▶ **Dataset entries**
----

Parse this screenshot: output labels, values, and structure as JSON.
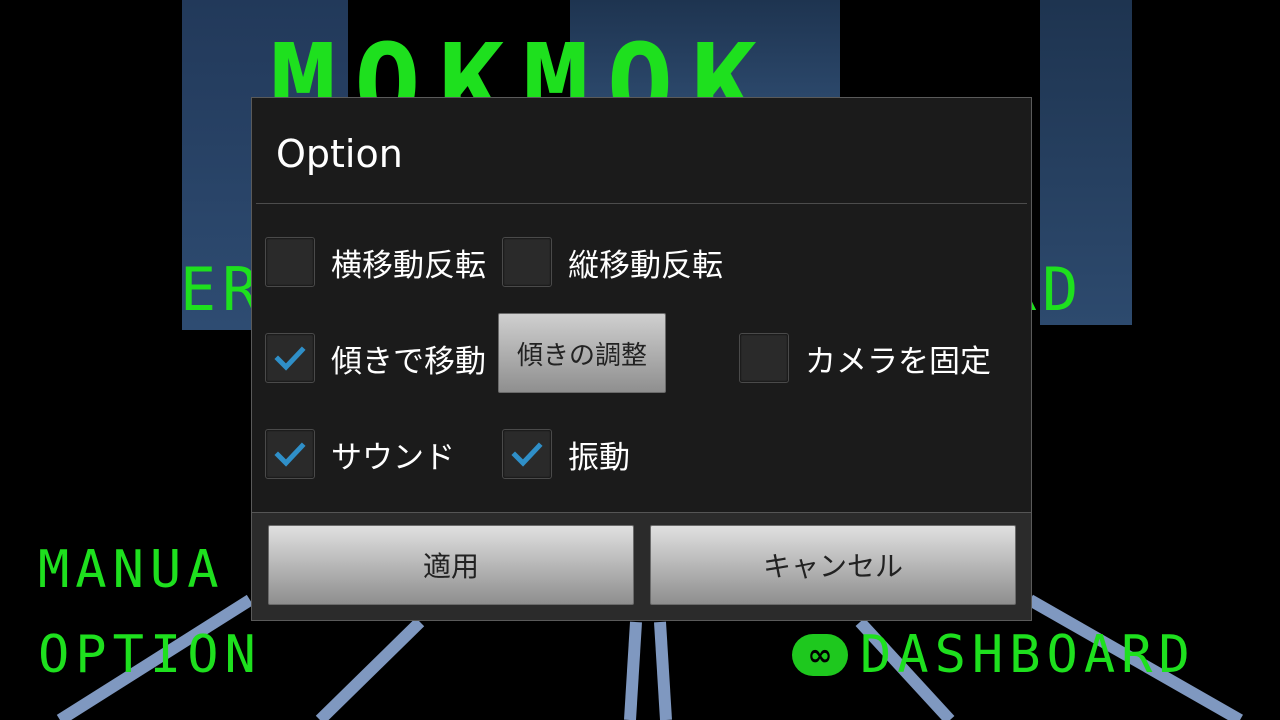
{
  "background": {
    "logo_text": "MOKMOK",
    "menu_left_fragment": "ER",
    "menu_right_fragment": "RD",
    "menu_manual": "MANUA",
    "menu_option": "OPTION",
    "menu_dashboard": "DASHBOARD",
    "dashboard_logo": "∞"
  },
  "dialog": {
    "title": "Option",
    "options": {
      "invert_horizontal": {
        "label": "横移動反転",
        "checked": false
      },
      "invert_vertical": {
        "label": "縦移動反転",
        "checked": false
      },
      "tilt_move": {
        "label": "傾きで移動",
        "checked": true
      },
      "fix_camera": {
        "label": "カメラを固定",
        "checked": false
      },
      "sound": {
        "label": "サウンド",
        "checked": true
      },
      "vibration": {
        "label": "振動",
        "checked": true
      }
    },
    "adjust_button_label": "傾きの調整",
    "apply_label": "適用",
    "cancel_label": "キャンセル"
  },
  "colors": {
    "neon_green": "#1ee01e",
    "check_blue": "#2f8fc8"
  }
}
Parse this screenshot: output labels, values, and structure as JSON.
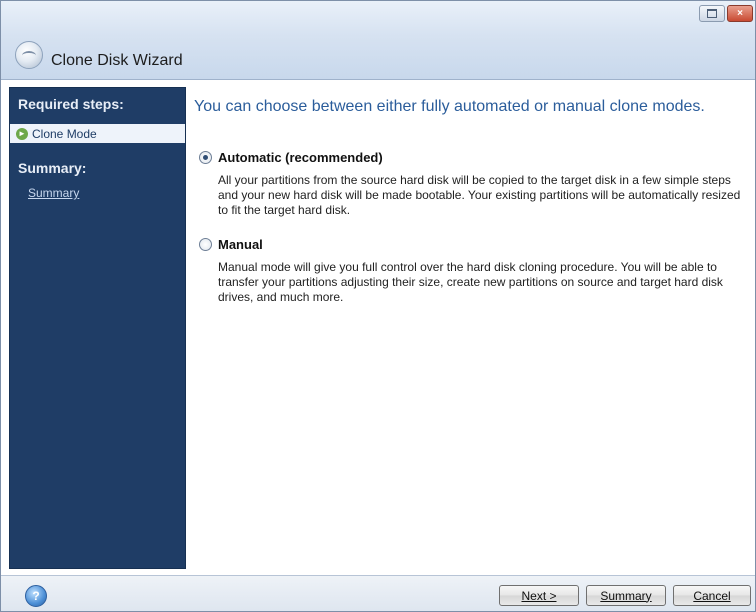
{
  "window": {
    "title": "Clone Disk Wizard",
    "controls": {
      "restore": "restore-icon",
      "close": "×"
    }
  },
  "sidebar": {
    "required_heading": "Required steps:",
    "active_step": "Clone Mode",
    "summary_heading": "Summary:",
    "summary_link": "Summary"
  },
  "main": {
    "heading": "You can choose between either fully automated or manual clone modes.",
    "options": [
      {
        "label": "Automatic (recommended)",
        "checked": true,
        "description": "All your partitions from the source hard disk will be copied to the target disk in a few simple steps and your new hard disk will be made bootable. Your existing partitions will be automatically resized to fit the target hard disk."
      },
      {
        "label": "Manual",
        "checked": false,
        "description": "Manual mode will give you full control over the hard disk cloning procedure. You will be able to transfer your partitions adjusting their size, create new partitions on source and target hard disk drives, and much more."
      }
    ]
  },
  "footer": {
    "help_icon": "?",
    "next_label": "Next >",
    "summary_label": "Summary",
    "cancel_label": "Cancel"
  },
  "colors": {
    "sidebar_bg": "#1f3d66",
    "heading_blue": "#2b5d9b"
  }
}
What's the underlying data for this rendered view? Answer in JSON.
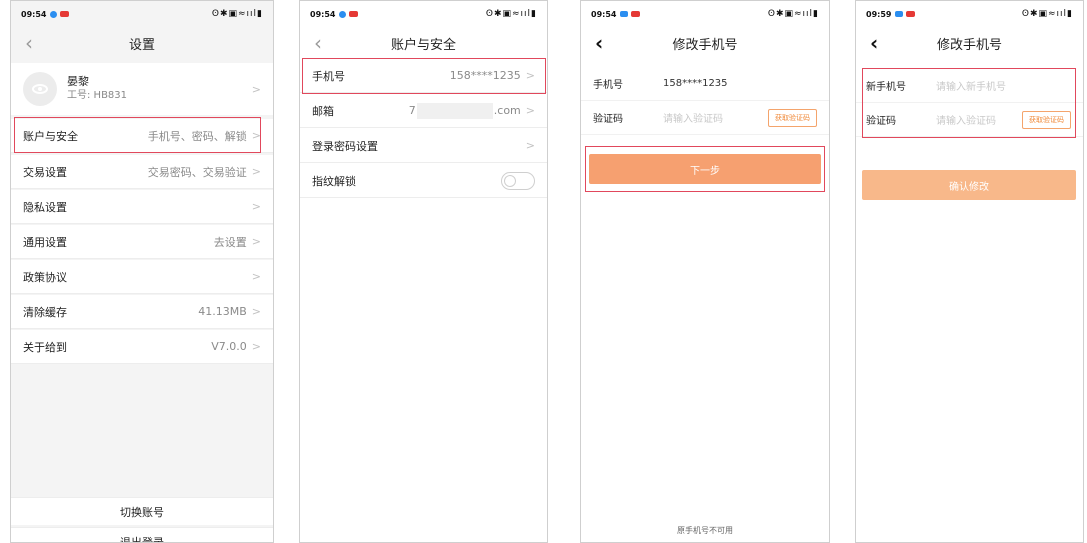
{
  "panel1": {
    "status": {
      "time": "09:54",
      "icons": "ʘ✱▣≈ııl▮"
    },
    "title": "设置",
    "back_icon": "‹",
    "profile": {
      "name": "晏黎",
      "id_label": "工号: HB831"
    },
    "rows": [
      {
        "label": "账户与安全",
        "value": "手机号、密码、解锁"
      },
      {
        "label": "交易设置",
        "value": "交易密码、交易验证"
      },
      {
        "label": "隐私设置",
        "value": ""
      },
      {
        "label": "通用设置",
        "value": "去设置"
      },
      {
        "label": "政策协议",
        "value": ""
      },
      {
        "label": "清除缓存",
        "value": "41.13MB"
      },
      {
        "label": "关于给到",
        "value": "V7.0.0"
      }
    ],
    "switch_account": "切换账号",
    "logout": "退出登录"
  },
  "panel2": {
    "status": {
      "time": "09:54",
      "icons": "ʘ✱▣≈ııl▮"
    },
    "title": "账户与安全",
    "rows": [
      {
        "label": "手机号",
        "value": "158****1235"
      },
      {
        "label": "邮箱",
        "value_prefix": "7",
        "value_suffix": ".com"
      },
      {
        "label": "登录密码设置",
        "value": ""
      },
      {
        "label": "指纹解锁",
        "value": ""
      }
    ]
  },
  "panel3": {
    "status": {
      "time": "09:54",
      "icons": "ʘ✱▣≈ııl▮"
    },
    "title": "修改手机号",
    "phone_label": "手机号",
    "phone_value": "158****1235",
    "code_label": "验证码",
    "code_placeholder": "请输入验证码",
    "get_code": "获取验证码",
    "next": "下一步",
    "footer": "原手机号不可用"
  },
  "panel4": {
    "status": {
      "time": "09:59",
      "icons": "ʘ✱▣≈ııl▮"
    },
    "title": "修改手机号",
    "new_phone_label": "新手机号",
    "new_phone_placeholder": "请输入新手机号",
    "code_label": "验证码",
    "code_placeholder": "请输入验证码",
    "get_code": "获取验证码",
    "confirm": "确认修改"
  },
  "colors": {
    "accent": "#f6a070",
    "highlight": "#e1485c"
  }
}
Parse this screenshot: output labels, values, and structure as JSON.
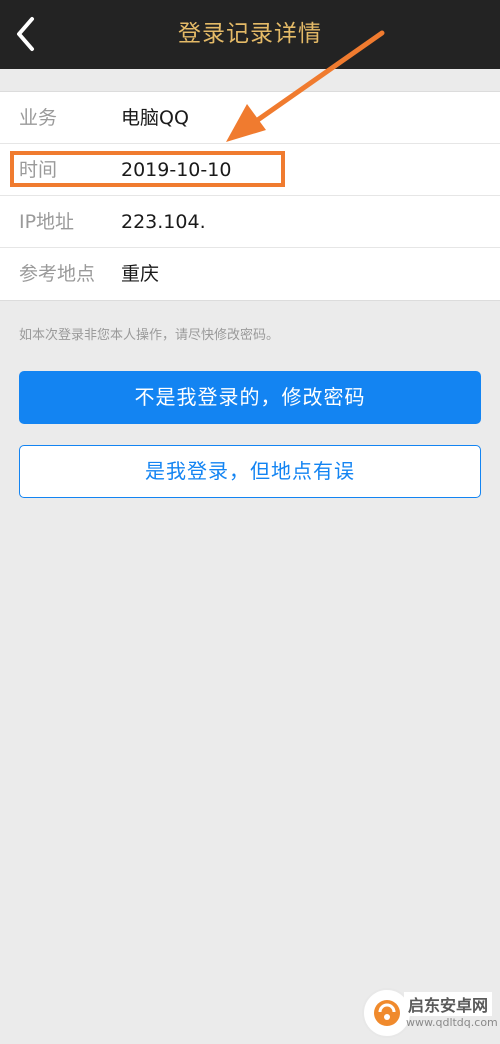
{
  "header": {
    "title": "登录记录详情"
  },
  "rows": [
    {
      "label": "业务",
      "value": "电脑QQ"
    },
    {
      "label": "时间",
      "value": "2019-10-10"
    },
    {
      "label": "IP地址",
      "value": "223.104."
    },
    {
      "label": "参考地点",
      "value": "重庆"
    }
  ],
  "notice": "如本次登录非您本人操作，请尽快修改密码。",
  "buttons": {
    "primary": "不是我登录的，修改密码",
    "secondary": "是我登录，但地点有误"
  },
  "watermark": {
    "text": "启东安卓网",
    "url": "www.qdltdq.com"
  },
  "colors": {
    "header_bg": "#232323",
    "title": "#e4ba67",
    "accent": "#1384f2",
    "annotation": "#f07b2f"
  }
}
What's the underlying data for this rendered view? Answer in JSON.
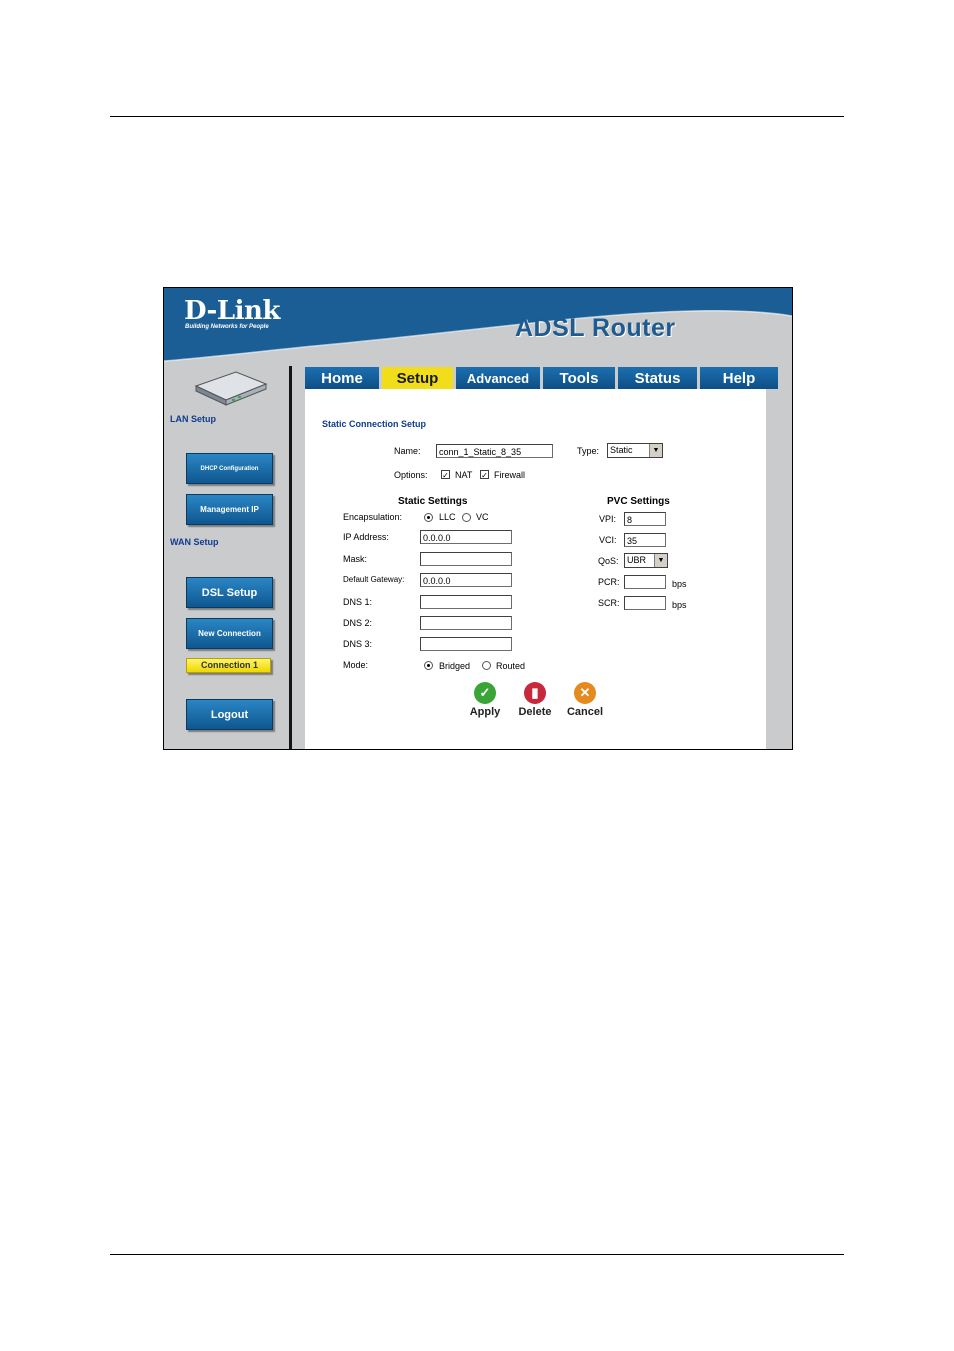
{
  "header": {
    "logo": "D-Link",
    "tagline": "Building Networks for People",
    "product": "ADSL Router"
  },
  "sidebar": {
    "lan_title": "LAN Setup",
    "wan_title": "WAN Setup",
    "buttons": [
      "DHCP Configuration",
      "Management IP",
      "DSL Setup",
      "New Connection",
      "Connection 1",
      "Logout"
    ],
    "selected": "Connection 1"
  },
  "tabs": [
    "Home",
    "Setup",
    "Advanced",
    "Tools",
    "Status",
    "Help"
  ],
  "active_tab": "Setup",
  "form": {
    "title": "Static Connection Setup",
    "name_label": "Name:",
    "name_value": "conn_1_Static_8_35",
    "type_label": "Type:",
    "type_value": "Static",
    "options_label": "Options:",
    "nat_label": "NAT",
    "nat_checked": true,
    "firewall_label": "Firewall",
    "firewall_checked": true,
    "static_title": "Static Settings",
    "encapsulation_label": "Encapsulation:",
    "encap_llc": "LLC",
    "encap_vc": "VC",
    "encap_selected": "LLC",
    "ip_label": "IP Address:",
    "ip_value": "0.0.0.0",
    "mask_label": "Mask:",
    "mask_value": "",
    "gateway_label": "Default Gateway:",
    "gateway_value": "0.0.0.0",
    "dns1_label": "DNS 1:",
    "dns1_value": "",
    "dns2_label": "DNS 2:",
    "dns2_value": "",
    "dns3_label": "DNS 3:",
    "dns3_value": "",
    "mode_label": "Mode:",
    "mode_bridged": "Bridged",
    "mode_routed": "Routed",
    "mode_selected": "Bridged",
    "pvc_title": "PVC Settings",
    "vpi_label": "VPI:",
    "vpi_value": "8",
    "vci_label": "VCI:",
    "vci_value": "35",
    "qos_label": "QoS:",
    "qos_value": "UBR",
    "pcr_label": "PCR:",
    "pcr_value": "",
    "scr_label": "SCR:",
    "scr_value": "",
    "bps": "bps"
  },
  "actions": {
    "apply": "Apply",
    "delete": "Delete",
    "cancel": "Cancel"
  },
  "colors": {
    "brand_blue": "#1b5e96",
    "tab_active": "#f2dd1b",
    "selected_nav": "#f5e53a",
    "apply_green": "#3aa536",
    "delete_red": "#c8283c",
    "cancel_orange": "#e58a1e"
  },
  "icons": {
    "router_image": "router-device-icon",
    "apply": "check-icon",
    "delete": "trash-icon",
    "cancel": "x-icon"
  }
}
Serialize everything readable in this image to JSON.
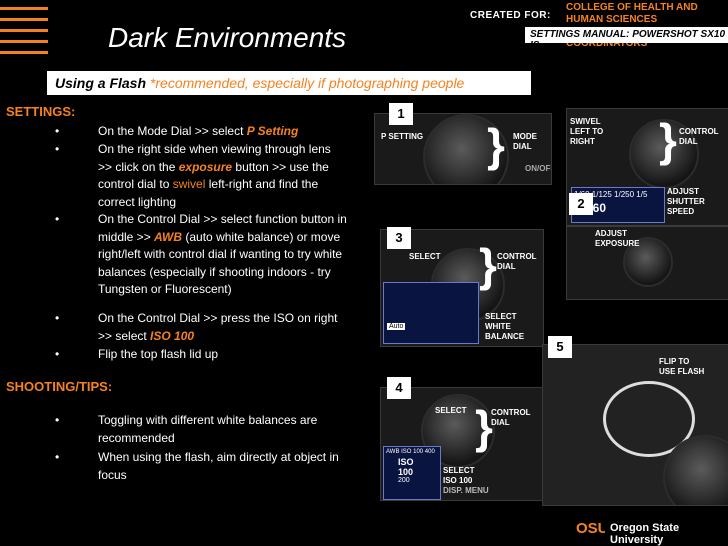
{
  "header": {
    "title": "Dark Environments",
    "created_for": "CREATED FOR:",
    "college_line1": "COLLEGE OF HEALTH AND HUMAN SCIENCES",
    "college_line2": "HHS MARKETING & HHS WEB COORDINATORS",
    "manual": "SETTINGS MANUAL: POWERSHOT SX10 IS"
  },
  "banner": {
    "main": "Using a Flash",
    "note": "*recommended, especially if photographing people"
  },
  "settings": {
    "heading": "SETTINGS:",
    "item1_pre": "On the Mode Dial >> select ",
    "item1_em": "P Setting",
    "item2_pre": "On the right side when viewing through lens >> click on the ",
    "item2_em": "exposure",
    "item2_mid": " button >> use the control dial to ",
    "item2_swivel": "swivel",
    "item2_post": " left-right and find the correct lighting",
    "item3_pre": "On the Control Dial >> select function button in middle >> ",
    "item3_em": "AWB",
    "item3_post": " (auto white balance) or move right/left with control dial if wanting to try white balances (especially if shooting indoors - try Tungsten or Fluorescent)",
    "item4_pre": "On the Control Dial >> press the ISO on right >> select ",
    "item4_em": "ISO 100",
    "item5": "Flip the top flash lid up"
  },
  "tips": {
    "heading": "SHOOTING/TIPS:",
    "item1": "Toggling with different white balances are recommended",
    "item2": "When using the flash, aim directly at object in focus"
  },
  "photos": {
    "p1": {
      "num": "1",
      "label_left": "P SETTING",
      "label_right1": "MODE",
      "label_right2": "DIAL",
      "onoff": "ON/OFF"
    },
    "p2": {
      "num": "2",
      "swivel": "SWIVEL LEFT TO RIGHT",
      "control1": "CONTROL",
      "control2": "DIAL",
      "adjust": "ADJUST SHUTTER SPEED",
      "adjust_exp": "ADJUST EXPOSURE",
      "lcd_values": "1/60 1/125 1/250 1/5",
      "lcd_big": "1/160"
    },
    "p3": {
      "num": "3",
      "select": "SELECT",
      "control1": "CONTROL",
      "control2": "DIAL",
      "wb": "SELECT WHITE BALANCE",
      "auto": "Auto"
    },
    "p4": {
      "num": "4",
      "select": "SELECT",
      "control1": "CONTROL",
      "control2": "DIAL",
      "iso": "SELECT ISO 100",
      "lcd_top": "AWB ISO 100 400",
      "lcd_val1": "ISO",
      "lcd_val2": "100",
      "lcd_val3": "200",
      "menu": "DISP. MENU"
    },
    "p5": {
      "num": "5",
      "flip1": "FLIP TO",
      "flip2": "USE FLASH"
    }
  },
  "footer": {
    "logo": "OSU",
    "university": "Oregon State University"
  },
  "colors": {
    "accent": "#f58220",
    "background": "#000000"
  }
}
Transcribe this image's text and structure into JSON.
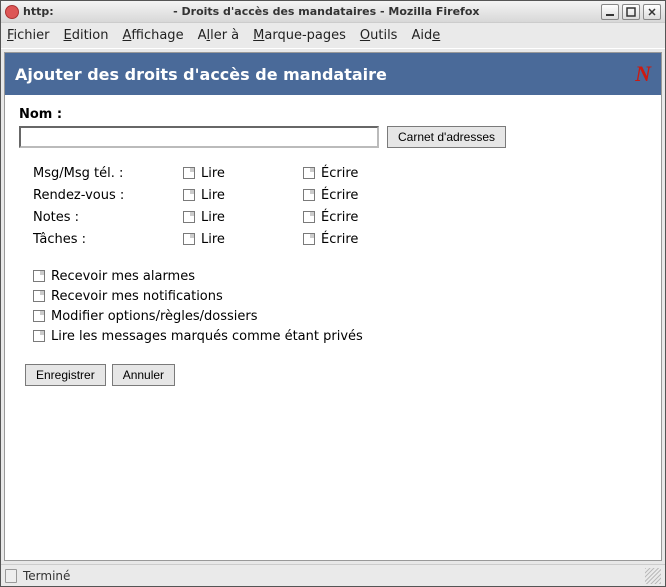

----

▶ **GIVEN EXERCISE**
Collect, from the material above, every line containing the word "balances".

▶ **CORRECT OUTPUT**
    "item3_post": " (auto white balance) or move right/left with control dial if wanting to try white balances (especially if shooting indoors - try Tungsten or Fluorescent)",
    "item1": "Toggling with different white balances are recommended",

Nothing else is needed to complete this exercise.